Output all of the records exactly as written.

### Dataset excerpts
_ _ _ _ _

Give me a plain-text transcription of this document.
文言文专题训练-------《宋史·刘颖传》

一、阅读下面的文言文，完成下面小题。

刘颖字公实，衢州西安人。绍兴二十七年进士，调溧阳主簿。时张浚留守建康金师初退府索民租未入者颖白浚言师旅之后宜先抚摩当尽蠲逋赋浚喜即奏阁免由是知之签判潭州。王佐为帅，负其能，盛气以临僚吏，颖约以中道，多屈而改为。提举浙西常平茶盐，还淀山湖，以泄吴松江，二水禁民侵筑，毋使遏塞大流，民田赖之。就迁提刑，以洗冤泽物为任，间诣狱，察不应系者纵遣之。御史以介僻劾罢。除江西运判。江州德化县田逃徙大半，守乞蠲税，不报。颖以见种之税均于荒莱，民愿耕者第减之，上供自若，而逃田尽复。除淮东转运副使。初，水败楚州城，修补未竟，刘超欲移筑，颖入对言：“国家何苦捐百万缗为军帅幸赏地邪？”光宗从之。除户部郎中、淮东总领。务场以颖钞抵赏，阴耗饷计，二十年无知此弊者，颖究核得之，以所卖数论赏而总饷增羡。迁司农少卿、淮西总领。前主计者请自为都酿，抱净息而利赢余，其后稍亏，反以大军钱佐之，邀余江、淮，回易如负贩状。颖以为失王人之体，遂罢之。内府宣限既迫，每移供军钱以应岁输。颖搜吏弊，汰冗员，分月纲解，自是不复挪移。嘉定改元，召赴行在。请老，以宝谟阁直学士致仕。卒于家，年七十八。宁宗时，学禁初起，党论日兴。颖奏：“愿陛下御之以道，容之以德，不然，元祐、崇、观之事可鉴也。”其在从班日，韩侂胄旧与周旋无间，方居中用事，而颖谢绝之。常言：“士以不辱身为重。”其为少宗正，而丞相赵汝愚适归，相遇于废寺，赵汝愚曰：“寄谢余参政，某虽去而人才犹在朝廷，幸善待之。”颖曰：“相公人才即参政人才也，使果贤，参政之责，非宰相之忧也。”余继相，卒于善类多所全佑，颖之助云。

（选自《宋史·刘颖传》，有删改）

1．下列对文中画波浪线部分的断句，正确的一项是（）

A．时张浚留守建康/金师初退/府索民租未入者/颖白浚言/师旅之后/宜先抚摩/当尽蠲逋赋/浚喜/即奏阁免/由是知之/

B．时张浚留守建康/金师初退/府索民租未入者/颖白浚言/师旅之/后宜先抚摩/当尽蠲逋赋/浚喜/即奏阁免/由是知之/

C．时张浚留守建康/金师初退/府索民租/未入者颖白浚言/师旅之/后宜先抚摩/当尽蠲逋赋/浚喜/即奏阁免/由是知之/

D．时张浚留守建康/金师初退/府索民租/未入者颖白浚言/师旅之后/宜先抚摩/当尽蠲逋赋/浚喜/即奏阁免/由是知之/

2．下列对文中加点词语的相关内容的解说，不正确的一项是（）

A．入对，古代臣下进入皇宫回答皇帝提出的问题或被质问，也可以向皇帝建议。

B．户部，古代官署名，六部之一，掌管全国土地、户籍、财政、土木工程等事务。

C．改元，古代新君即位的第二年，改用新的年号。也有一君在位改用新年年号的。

_ _ _ _ _

### Response to the exercise
Give me a plain-text transcription of this document.
文言文专题训练-------《宋史·刘颖传》

一、阅读下面的文言文，完成下面小题。

刘颖字公实，衢州西安人。绍兴二十七年进士，调溧阳主簿。时张浚留守建康金师初退府索民租未入者颖白浚言师旅之后宜先抚摩当尽蠲逋赋浚喜即奏阁免由是知之签判潭州。王佐为帅，负其能，盛气以临僚吏，颖约以中道，多屈而改为。提举浙西常平茶盐，还淀山湖，以泄吴松江，二水禁民侵筑，毋使遏塞大流，民田赖之。就迁提刑，以洗冤泽物为任，间诣狱，察不应系者纵遣之。御史以介僻劾罢。除江西运判。江州德化县田逃徙大半，守乞蠲税，不报。颖以见种之税均于荒莱，民愿耕者第减之，上供自若，而逃田尽复。除淮东转运副使。初，水败楚州城，修补未竟，刘超欲移筑，颖入对言：“国家何苦捐百万缗为军帅幸赏地邪？”光宗从之。除户部郎中、淮东总领。务场以颖钞抵赏，阴耗饷计，二十年无知此弊者，颖究核得之，以所卖数论赏而总饷增羡。迁司农少卿、淮西总领。前主计者请自为都酿，抱净息而利赢余，其后稍亏，反以大军钱佐之，邀余江、淮，回易如负贩状。颖以为失王人之体，遂罢之。内府宣限既迫，每移供军钱以应岁输。颖搜吏弊，汰冗员，分月纲解，自是不复挪移。嘉定改元，召赴行在。请老，以宝谟阁直学士致仕。卒于家，年七十八。宁宗时，学禁初起，党论日兴。颖奏：“愿陛下御之以道，容之以德，不然，元祐、崇、观之事可鉴也。”其在从班日，韩侂胄旧与周旋无间，方居中用事，而颖谢绝之。常言：“士以不辱身为重。”其为少宗正，而丞相赵汝愚适归，相遇于废寺，赵汝愚曰：“寄谢余参政，某虽去而人才犹在朝廷，幸善待之。”颖曰：“相公人才即参政人才也，使果贤，参政之责，非宰相之忧也。”余继相，卒于善类多所全佑，颖之助云。

（选自《宋史·刘颖传》，有删改）

1．下列对文中画波浪线部分的断句，正确的一项是（）

A．时张浚留守建康/金师初退/府索民租未入者/颖白浚言/师旅之后/宜先抚摩/当尽蠲逋赋/浚喜/即奏阁免/由是知之/

B．时张浚留守建康/金师初退/府索民租未入者/颖白浚言/师旅之/后宜先抚摩/当尽蠲逋赋/浚喜/即奏阁免/由是知之/

C．时张浚留守建康/金师初退/府索民租/未入者颖白浚言/师旅之/后宜先抚摩/当尽蠲逋赋/浚喜/即奏阁免/由是知之/

D．时张浚留守建康/金师初退/府索民租/未入者颖白浚言/师旅之后/宜先抚摩/当尽蠲逋赋/浚喜/即奏阁免/由是知之/

2．下列对文中加点词语的相关内容的解说，不正确的一项是（）

A．入对，古代臣下进入皇宫回答皇帝提出的问题或被质问，也可以向皇帝建议。

B．户部，古代官署名，六部之一，掌管全国土地、户籍、财政、土木工程等事务。

C．改元，古代新君即位的第二年，改用新的年号。也有一君在位改用新年年号的。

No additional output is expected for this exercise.